▶ ARBEITSANWEISUNG 1:
Geben Sie den Brief aus Trier wortgetreu wieder, beginnend bei „Lieber Günther!“ und endend bei „zu phantastische Kälte.“.
▶ ARBEITSANWEISUNG 2:
Führen Sie den Brief von Gustav Roos aus Trier im Anschluss an seinen letzten Satz fort.

▶ DOKUMENTAUSZUG:
Gustav Roos an Mutter Elisabeth und Bruder Günther, 16. Februar 1940
Freitag, den 16. Februar 1940
Lieber Mutter!
Lieber Günther!
Nun bin ich also in Trier. Die Sehenswürdigkeiten, wie Gertrud, Knöchelchen, Mariechen, Sowasliebes, habe ich schon hinter mir. Jetzt fehlt nur noch der Dom, die Pauluskirche, Matheuskirche, Steipe, Schloss, Basilika; Aber es ist so kalt. – Und darum hoffe ich noch immer, darauf dass sie sich vielleicht mir vorstellen. Hier liegt über einen m. Schnee. Die Mosel führt Treibeis. Und eine gerade zu phantastische Kälte.
Was ich hier tue? Ganz einfach! Ich schlafe bei Schu. Vorzügliche Bedienung! 8-10 Mädchen springen um mich herum. Um 10.00 geruhte ich wach zu werden.

▶ VORLIEGENDE DATENSÄTZE:
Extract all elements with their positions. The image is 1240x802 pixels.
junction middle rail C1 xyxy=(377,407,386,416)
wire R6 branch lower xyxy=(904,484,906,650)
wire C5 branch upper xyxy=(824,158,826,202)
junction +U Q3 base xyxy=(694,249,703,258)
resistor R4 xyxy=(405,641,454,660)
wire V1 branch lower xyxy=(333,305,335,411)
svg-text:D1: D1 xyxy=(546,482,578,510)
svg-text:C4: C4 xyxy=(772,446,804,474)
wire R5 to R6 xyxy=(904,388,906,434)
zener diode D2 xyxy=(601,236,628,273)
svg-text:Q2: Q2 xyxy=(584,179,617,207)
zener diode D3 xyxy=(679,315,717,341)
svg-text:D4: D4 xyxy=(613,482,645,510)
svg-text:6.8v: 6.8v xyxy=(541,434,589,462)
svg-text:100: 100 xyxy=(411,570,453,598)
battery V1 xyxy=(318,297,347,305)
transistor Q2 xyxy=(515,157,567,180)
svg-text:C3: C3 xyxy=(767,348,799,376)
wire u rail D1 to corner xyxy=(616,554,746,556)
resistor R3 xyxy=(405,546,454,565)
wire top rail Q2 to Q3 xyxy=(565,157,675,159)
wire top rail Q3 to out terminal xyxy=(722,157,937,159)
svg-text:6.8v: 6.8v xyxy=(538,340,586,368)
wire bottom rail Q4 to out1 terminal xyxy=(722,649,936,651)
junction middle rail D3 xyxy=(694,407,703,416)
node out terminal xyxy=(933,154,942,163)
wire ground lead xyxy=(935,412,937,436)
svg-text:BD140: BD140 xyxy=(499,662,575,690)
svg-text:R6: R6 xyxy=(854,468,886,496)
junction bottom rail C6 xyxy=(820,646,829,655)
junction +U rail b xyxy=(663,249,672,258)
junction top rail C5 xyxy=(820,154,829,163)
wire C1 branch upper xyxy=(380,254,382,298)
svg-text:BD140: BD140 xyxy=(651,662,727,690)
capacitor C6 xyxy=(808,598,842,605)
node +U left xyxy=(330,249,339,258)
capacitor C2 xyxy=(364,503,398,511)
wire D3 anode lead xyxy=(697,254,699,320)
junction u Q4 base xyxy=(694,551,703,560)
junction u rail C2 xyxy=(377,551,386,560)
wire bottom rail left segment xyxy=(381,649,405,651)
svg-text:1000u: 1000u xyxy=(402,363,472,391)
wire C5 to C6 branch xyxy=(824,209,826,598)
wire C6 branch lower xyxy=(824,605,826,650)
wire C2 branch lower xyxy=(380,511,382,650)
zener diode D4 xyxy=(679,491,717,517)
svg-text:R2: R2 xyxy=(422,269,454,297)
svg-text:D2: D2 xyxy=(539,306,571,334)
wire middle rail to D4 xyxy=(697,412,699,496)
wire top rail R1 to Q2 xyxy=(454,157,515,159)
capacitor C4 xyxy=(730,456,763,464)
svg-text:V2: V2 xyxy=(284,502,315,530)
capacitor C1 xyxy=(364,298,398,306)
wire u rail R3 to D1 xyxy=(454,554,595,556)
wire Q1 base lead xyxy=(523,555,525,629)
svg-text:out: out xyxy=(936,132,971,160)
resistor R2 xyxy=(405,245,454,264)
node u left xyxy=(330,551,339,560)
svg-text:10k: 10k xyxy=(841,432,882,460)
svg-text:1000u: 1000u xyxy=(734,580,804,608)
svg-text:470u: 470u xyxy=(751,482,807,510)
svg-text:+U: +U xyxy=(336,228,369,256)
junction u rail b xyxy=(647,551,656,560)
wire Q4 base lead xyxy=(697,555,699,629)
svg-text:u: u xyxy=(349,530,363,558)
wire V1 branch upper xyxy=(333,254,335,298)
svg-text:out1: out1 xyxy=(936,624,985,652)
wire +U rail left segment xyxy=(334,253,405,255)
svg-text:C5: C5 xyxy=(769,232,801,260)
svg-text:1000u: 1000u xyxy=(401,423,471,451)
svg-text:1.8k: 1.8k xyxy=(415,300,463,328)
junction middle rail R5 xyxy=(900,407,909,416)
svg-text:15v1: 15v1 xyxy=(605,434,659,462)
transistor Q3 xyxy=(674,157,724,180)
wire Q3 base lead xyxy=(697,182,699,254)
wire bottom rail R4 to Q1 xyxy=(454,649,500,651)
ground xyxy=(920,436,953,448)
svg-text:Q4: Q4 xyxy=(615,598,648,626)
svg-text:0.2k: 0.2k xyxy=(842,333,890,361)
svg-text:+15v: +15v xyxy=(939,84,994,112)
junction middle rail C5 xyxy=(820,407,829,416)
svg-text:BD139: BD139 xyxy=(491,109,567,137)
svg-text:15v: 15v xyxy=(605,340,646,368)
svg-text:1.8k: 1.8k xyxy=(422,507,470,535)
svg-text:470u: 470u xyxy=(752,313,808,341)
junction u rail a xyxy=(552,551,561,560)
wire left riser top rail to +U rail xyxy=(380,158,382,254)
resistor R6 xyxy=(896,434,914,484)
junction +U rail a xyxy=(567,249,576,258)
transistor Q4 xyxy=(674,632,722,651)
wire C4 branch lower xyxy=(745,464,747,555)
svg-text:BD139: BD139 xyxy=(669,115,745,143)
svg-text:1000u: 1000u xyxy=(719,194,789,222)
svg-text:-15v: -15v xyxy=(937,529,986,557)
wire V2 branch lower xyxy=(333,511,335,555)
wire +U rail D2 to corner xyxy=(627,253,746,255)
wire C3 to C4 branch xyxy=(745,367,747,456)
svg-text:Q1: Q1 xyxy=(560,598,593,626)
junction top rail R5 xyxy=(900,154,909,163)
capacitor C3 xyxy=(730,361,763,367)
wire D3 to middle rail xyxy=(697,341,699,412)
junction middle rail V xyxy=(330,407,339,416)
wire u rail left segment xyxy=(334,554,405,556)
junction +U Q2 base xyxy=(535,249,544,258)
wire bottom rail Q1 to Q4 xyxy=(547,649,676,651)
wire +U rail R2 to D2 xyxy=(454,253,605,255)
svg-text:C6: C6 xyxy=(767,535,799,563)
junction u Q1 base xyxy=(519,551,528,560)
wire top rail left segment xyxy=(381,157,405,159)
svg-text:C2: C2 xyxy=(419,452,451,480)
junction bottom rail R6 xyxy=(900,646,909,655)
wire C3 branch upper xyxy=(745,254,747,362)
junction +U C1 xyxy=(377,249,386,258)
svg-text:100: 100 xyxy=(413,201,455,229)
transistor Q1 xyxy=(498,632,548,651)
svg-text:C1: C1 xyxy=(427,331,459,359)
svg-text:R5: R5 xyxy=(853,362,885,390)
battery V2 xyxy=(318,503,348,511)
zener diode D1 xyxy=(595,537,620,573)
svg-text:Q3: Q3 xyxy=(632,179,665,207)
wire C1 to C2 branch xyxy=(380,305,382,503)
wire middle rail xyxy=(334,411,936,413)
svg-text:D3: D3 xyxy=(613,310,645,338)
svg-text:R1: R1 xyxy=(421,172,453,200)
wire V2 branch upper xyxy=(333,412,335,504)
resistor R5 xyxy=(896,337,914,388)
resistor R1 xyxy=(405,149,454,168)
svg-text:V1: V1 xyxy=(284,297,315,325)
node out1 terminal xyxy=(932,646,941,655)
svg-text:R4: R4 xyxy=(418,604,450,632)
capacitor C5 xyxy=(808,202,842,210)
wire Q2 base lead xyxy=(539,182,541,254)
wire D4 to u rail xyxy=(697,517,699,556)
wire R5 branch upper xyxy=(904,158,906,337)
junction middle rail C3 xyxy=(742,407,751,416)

▶ SCHRIFTLICHE ANTWORT 1:
Lieber Günther!
Nun bin ich also in Trier. Die Sehenswürdigkeiten, wie Gertrud, Knöchelchen, Mariechen, Sowasliebes, habe ich schon hinter mir. Jetzt fehlt nur noch der Dom, die Pauluskirche, Matheuskirche, Steipe, Schloss, Basilika; Aber es ist so kalt. – Und darum hoffe ich noch immer, darauf dass sie sich vielleicht mir vorstellen. Hier liegt über einen m. Schnee. Die Mosel führt Treibeis. Und eine gerade zu phantastische Kälte.

▶ SCHRIFTLICHE ANTWORT 2:
Dann Schihose an und dann hinauf zur Mariensäule. Herr Hardt hat mir seine Schier gepumpt. Und dann versuche ich einen herrlichen abwärts Slalom zu machen bis zur Kaplonchesfabrik. Dann wieder herauf und von neuem. Um 12.30 ziehe ich mich dann um und gehe zum Moselländchen Essen. Anschliessend mache ich einen Bummel durch Trier. Abends bin ich bis 6.00 in Tanzkaffées, wie „Mikado“, „Marabu“, „Astoria“. 18.30 gehn wir dann zusammen essen. Vorgestern haben wir im „Deichselhirsch Pferdefleisch gegessen. Vater sagt, es wäre das „trojanische Pferd“ gewesen. Ich glaube aber es war noch älter. Die Reste habe ich noch zwischen den Zähnen.
Vater geht dann wieder arbeiten bis zehn und ich lese. So geht der Tag vorüber.
Gestern abend war ich im Varieté
in der Treveris. Der Conférencier hatte sich zum Ziel gemacht, die ältesten Witze zu erzählen. Und das Komische daran war: die Trierer lachten. Den Tänzerinnen war es sehr warm. Deshalb hatten sie auch so wenig an. Manche Mädchen auf der Bühne schienen Angst zu haben vor den vielen Zuschauern. Dann fingen sie an zu schreien. In der Pause bin ich laufen gegangen.
Onkel Berndsen schwärmt für das schöne Winterwetter. Deshalb ist er krank.
Schlafen kann ich auch ausgezeichnet; Vater sorgt nämlich dafür, dass ich immer die nötige Bettschwere habe.
Morgen mache ich eine Frühstücks- und Inspektionsreise an die Front. Bin mal gespannt.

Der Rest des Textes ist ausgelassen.